* **STORED DATA**:
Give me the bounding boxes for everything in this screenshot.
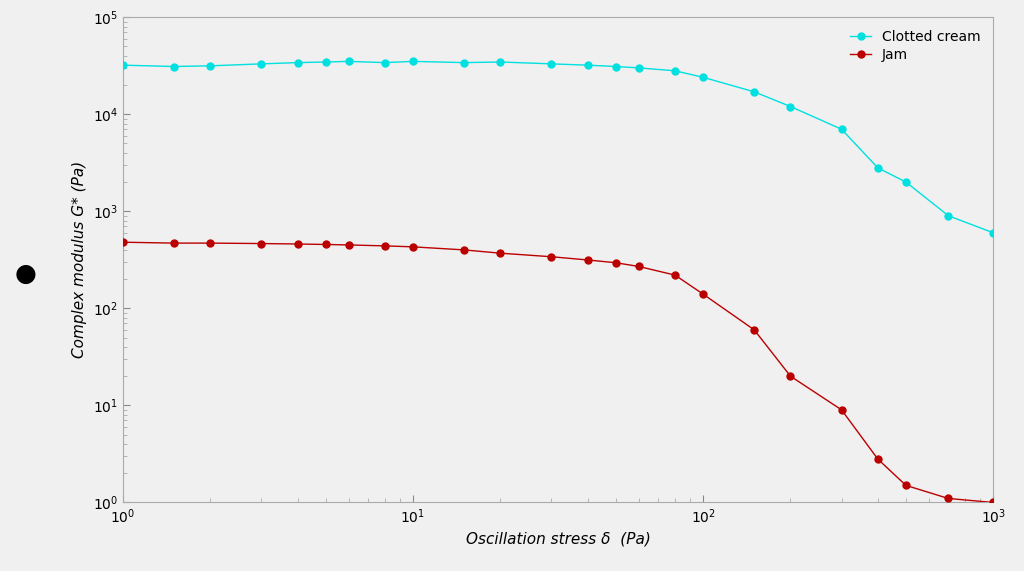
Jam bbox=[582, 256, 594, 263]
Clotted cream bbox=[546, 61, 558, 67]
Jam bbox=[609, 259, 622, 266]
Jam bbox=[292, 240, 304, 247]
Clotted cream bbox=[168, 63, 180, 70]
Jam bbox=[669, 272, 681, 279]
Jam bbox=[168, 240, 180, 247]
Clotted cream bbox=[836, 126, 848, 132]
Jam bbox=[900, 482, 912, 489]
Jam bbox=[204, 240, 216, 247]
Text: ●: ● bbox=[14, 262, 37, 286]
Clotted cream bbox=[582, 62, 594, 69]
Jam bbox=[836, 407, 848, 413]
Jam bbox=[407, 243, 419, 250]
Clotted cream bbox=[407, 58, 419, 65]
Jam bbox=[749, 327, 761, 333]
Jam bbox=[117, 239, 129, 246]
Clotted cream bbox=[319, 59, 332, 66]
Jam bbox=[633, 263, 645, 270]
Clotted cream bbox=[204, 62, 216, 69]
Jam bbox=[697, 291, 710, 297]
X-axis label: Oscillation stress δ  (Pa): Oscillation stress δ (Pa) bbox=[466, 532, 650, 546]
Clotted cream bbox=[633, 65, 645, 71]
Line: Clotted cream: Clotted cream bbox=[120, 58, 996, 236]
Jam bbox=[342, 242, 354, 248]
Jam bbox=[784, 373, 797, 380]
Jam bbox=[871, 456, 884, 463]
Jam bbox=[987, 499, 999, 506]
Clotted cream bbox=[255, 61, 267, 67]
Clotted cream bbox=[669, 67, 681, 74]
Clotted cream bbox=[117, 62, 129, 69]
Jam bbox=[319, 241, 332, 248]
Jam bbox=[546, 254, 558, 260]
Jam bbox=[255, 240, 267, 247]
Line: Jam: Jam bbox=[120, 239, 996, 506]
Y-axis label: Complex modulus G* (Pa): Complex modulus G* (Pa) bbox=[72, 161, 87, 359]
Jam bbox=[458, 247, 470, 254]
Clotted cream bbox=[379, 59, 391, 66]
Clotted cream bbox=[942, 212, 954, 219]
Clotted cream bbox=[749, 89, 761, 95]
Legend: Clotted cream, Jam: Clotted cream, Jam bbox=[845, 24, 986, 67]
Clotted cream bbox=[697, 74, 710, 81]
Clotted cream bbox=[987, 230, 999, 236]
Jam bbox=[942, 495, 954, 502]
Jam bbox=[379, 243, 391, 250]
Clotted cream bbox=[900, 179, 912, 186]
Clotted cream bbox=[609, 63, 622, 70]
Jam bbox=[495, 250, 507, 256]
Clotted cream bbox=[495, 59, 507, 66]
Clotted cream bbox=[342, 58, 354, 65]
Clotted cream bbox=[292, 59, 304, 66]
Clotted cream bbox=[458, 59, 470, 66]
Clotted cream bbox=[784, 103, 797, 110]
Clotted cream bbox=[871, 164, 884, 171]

* **GOAL OF THE EXERCISE**: Copy every line above word for word, leaving out the picture.

* **COMPLETE RESPONSE**:
Give me the bounding boxes for everything in this screenshot.
Jam bbox=[582, 256, 594, 263]
Clotted cream bbox=[546, 61, 558, 67]
Jam bbox=[609, 259, 622, 266]
Jam bbox=[292, 240, 304, 247]
Clotted cream bbox=[168, 63, 180, 70]
Jam bbox=[669, 272, 681, 279]
Jam bbox=[168, 240, 180, 247]
Clotted cream bbox=[836, 126, 848, 132]
Jam bbox=[900, 482, 912, 489]
Jam bbox=[204, 240, 216, 247]
Text: ●: ● bbox=[14, 262, 37, 286]
Clotted cream bbox=[582, 62, 594, 69]
Jam bbox=[836, 407, 848, 413]
Jam bbox=[407, 243, 419, 250]
Clotted cream bbox=[407, 58, 419, 65]
Jam bbox=[749, 327, 761, 333]
Jam bbox=[117, 239, 129, 246]
Clotted cream bbox=[319, 59, 332, 66]
Jam bbox=[633, 263, 645, 270]
Clotted cream bbox=[204, 62, 216, 69]
Jam bbox=[697, 291, 710, 297]
X-axis label: Oscillation stress δ  (Pa): Oscillation stress δ (Pa) bbox=[466, 532, 650, 546]
Clotted cream bbox=[633, 65, 645, 71]
Line: Clotted cream: Clotted cream bbox=[120, 58, 996, 236]
Jam bbox=[342, 242, 354, 248]
Jam bbox=[784, 373, 797, 380]
Jam bbox=[871, 456, 884, 463]
Jam bbox=[987, 499, 999, 506]
Clotted cream bbox=[255, 61, 267, 67]
Clotted cream bbox=[669, 67, 681, 74]
Clotted cream bbox=[117, 62, 129, 69]
Jam bbox=[319, 241, 332, 248]
Jam bbox=[546, 254, 558, 260]
Jam bbox=[255, 240, 267, 247]
Line: Jam: Jam bbox=[120, 239, 996, 506]
Y-axis label: Complex modulus G* (Pa): Complex modulus G* (Pa) bbox=[72, 161, 87, 359]
Jam bbox=[458, 247, 470, 254]
Clotted cream bbox=[379, 59, 391, 66]
Clotted cream bbox=[942, 212, 954, 219]
Clotted cream bbox=[749, 89, 761, 95]
Legend: Clotted cream, Jam: Clotted cream, Jam bbox=[845, 24, 986, 67]
Clotted cream bbox=[697, 74, 710, 81]
Clotted cream bbox=[987, 230, 999, 236]
Jam bbox=[942, 495, 954, 502]
Jam bbox=[379, 243, 391, 250]
Clotted cream bbox=[900, 179, 912, 186]
Clotted cream bbox=[609, 63, 622, 70]
Jam bbox=[495, 250, 507, 256]
Clotted cream bbox=[495, 59, 507, 66]
Clotted cream bbox=[342, 58, 354, 65]
Clotted cream bbox=[292, 59, 304, 66]
Clotted cream bbox=[458, 59, 470, 66]
Clotted cream bbox=[784, 103, 797, 110]
Clotted cream bbox=[871, 164, 884, 171]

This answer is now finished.